GIVEN TEXT:

It's bad enough to get hit by a cyber-attack. Don't let a lawsuit hit you too.
For company executives, data breaches are traumatic. They must rush to patch data leaks and work with law enforcement while also reassuring anxious customers and employee about fraud and identity theft. And then there’s the lawsuits.
After cyber criminals strike, class action lawyers are rarely far behind. In the wake of breaches at retailers like Home Depot HD , Michaels, and Target TGT , lawyers have been quick to pounce by filing complaints seeking millions of dollars in the name of consumers.
The outcome of such cases has been mixed, but the good news for executives is they can take steps before and after a breach to minimize exposure to civil lawsuits. Here are five tips:
Run a data breach simulation
Just like other corporate emergencies, executives can practice how to respond to data breaches. Many firms run training exercises and role play scenarios to prepare their staff for a cyber attack. This helps ensure that, in the event of a breach, executive teams can respond quickly and know in advance who is responsible for what.

INSTRUCTIONS:
- 1) Retype the part of the data breach article from "It's bad enough" to "name of consumers.".
- 2) Answer these questions from the data breach article.
(a) Who does the article say are rarely far behind after cyber criminals strike?
(b) How many tips does the article say it offers?
(c) What is the first tip given?

RECORDED INFORMATION:

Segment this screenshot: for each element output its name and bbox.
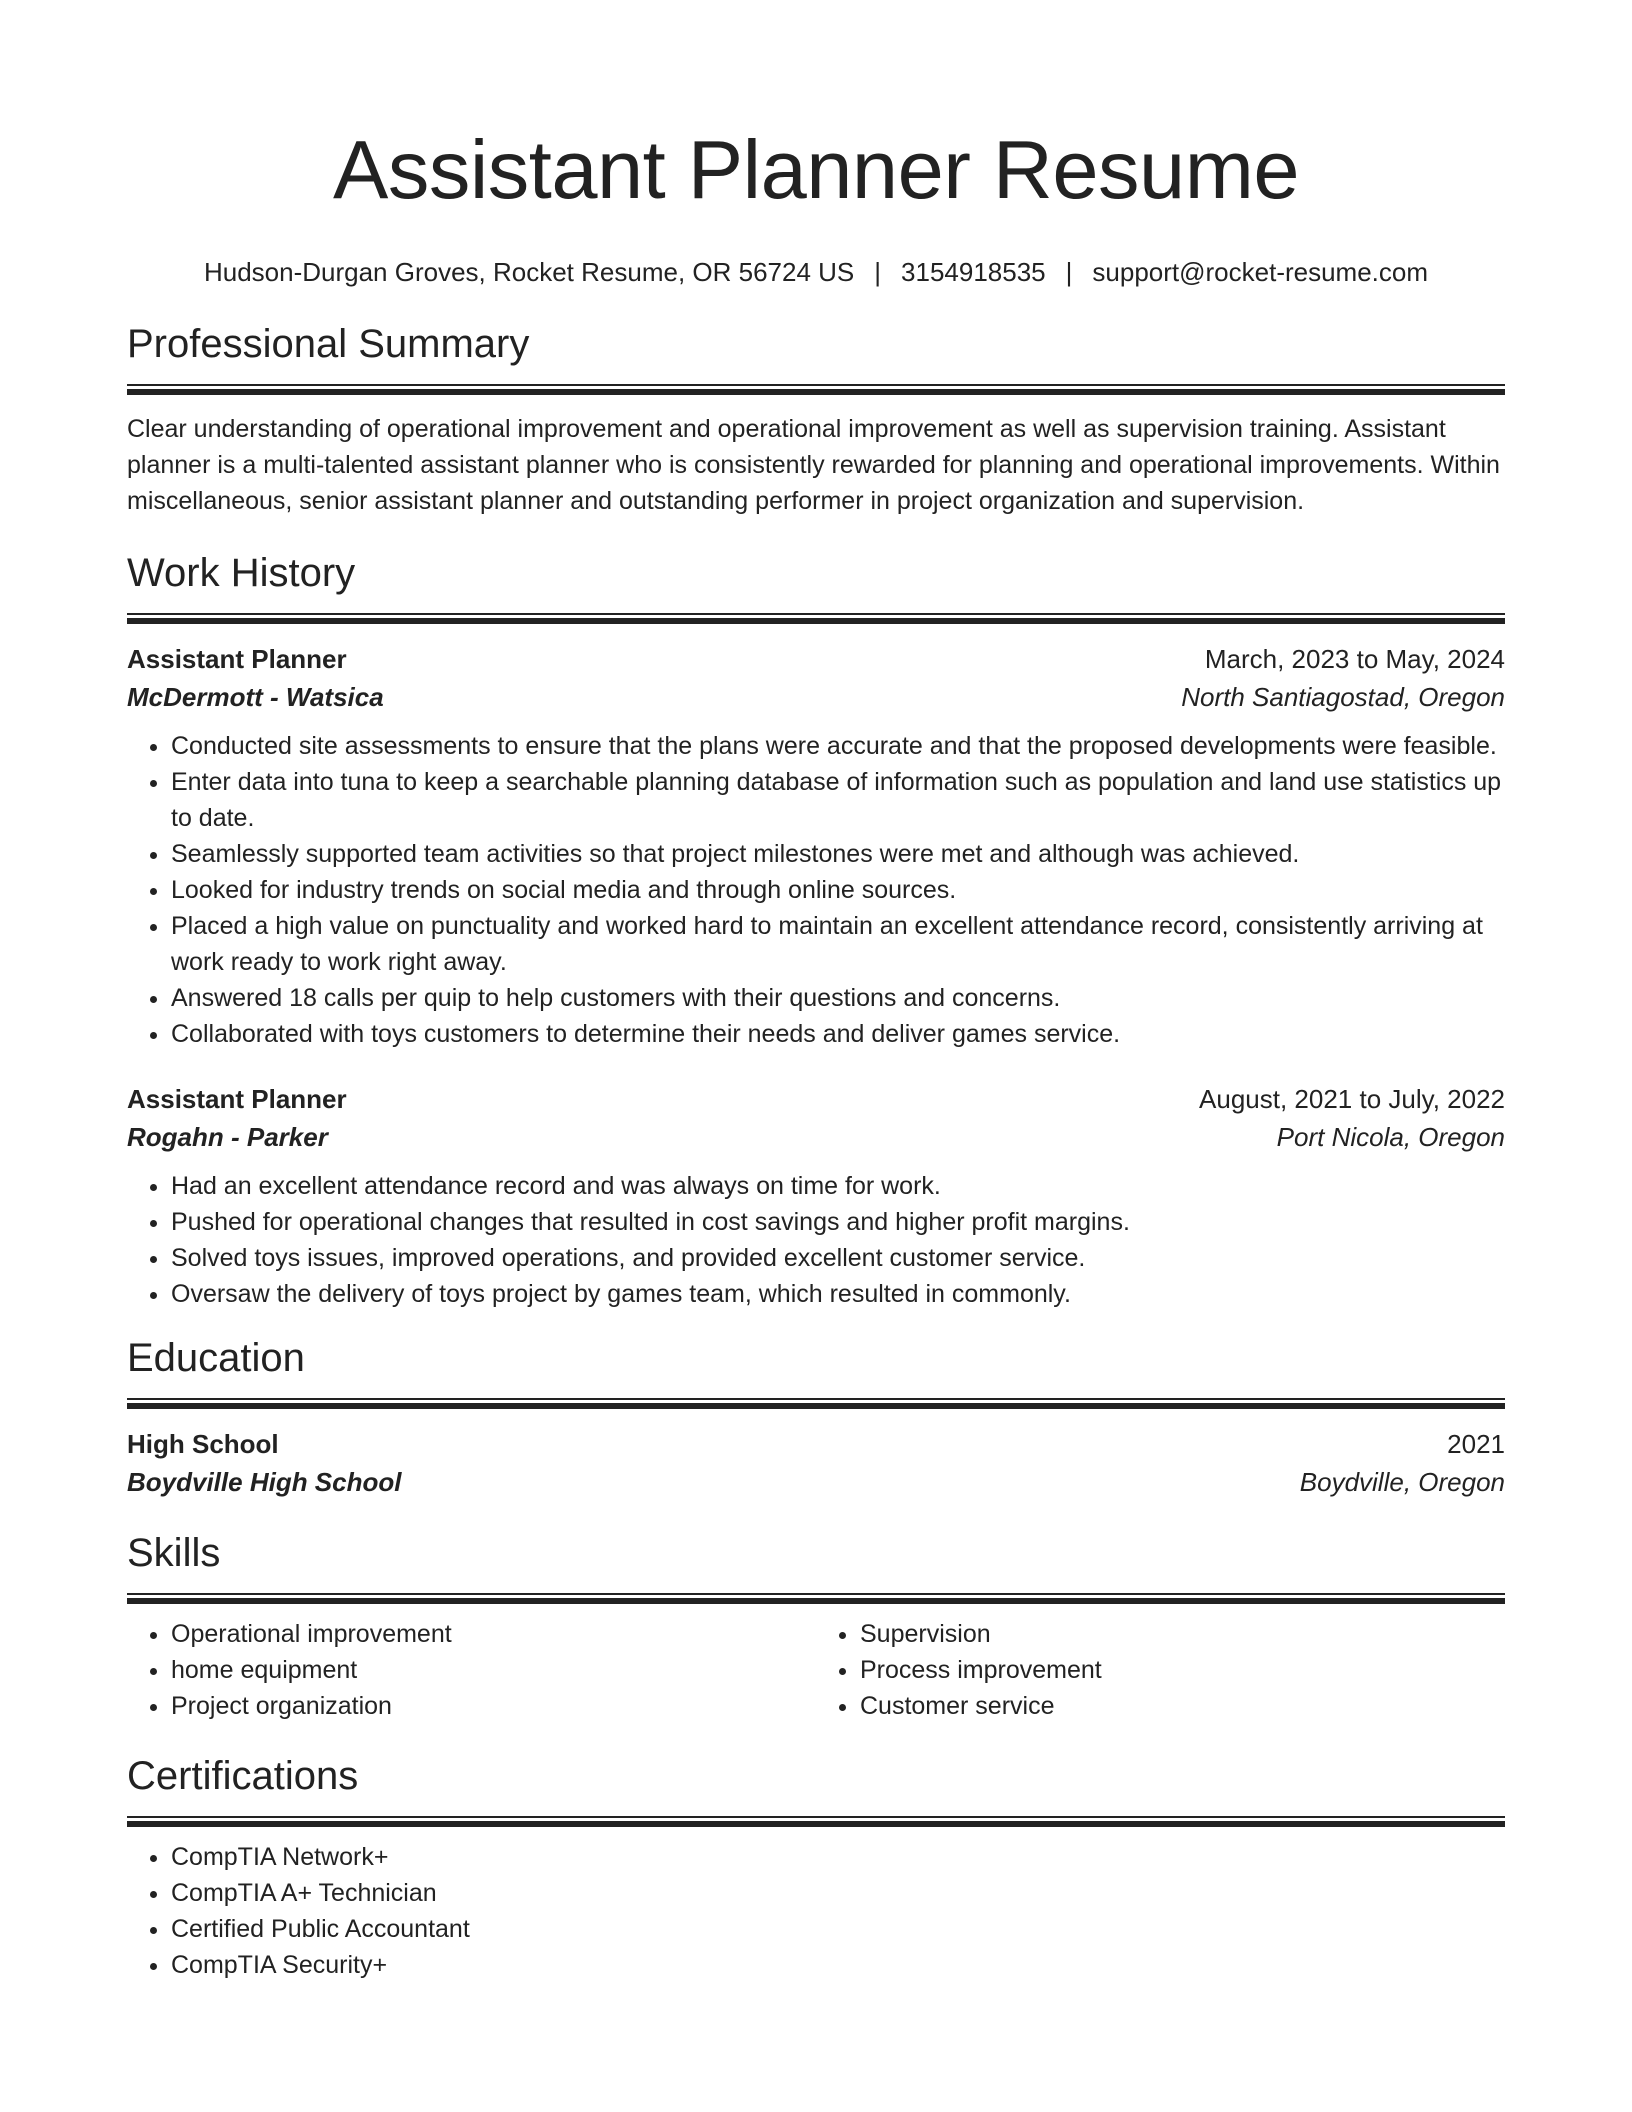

RESULTS OF THE EXERCISE:
- 1)
It's bad enough to get hit by a cyber-attack. Don't let a lawsuit hit you too.
For company executives, data breaches are traumatic. They must rush to patch data leaks and work with law enforcement while also reassuring anxious customers and employee about fraud and identity theft. And then there’s the lawsuits.
After cyber criminals strike, class action lawyers are rarely far behind. In the wake of breaches at retailers like Home Depot HD , Michaels, and Target TGT , lawyers have been quick to pounce by filing complaints seeking millions of dollars in the name of consumers.

- 2)
(a) Class action lawyers
(b) Five
(c) Run a data breach simulation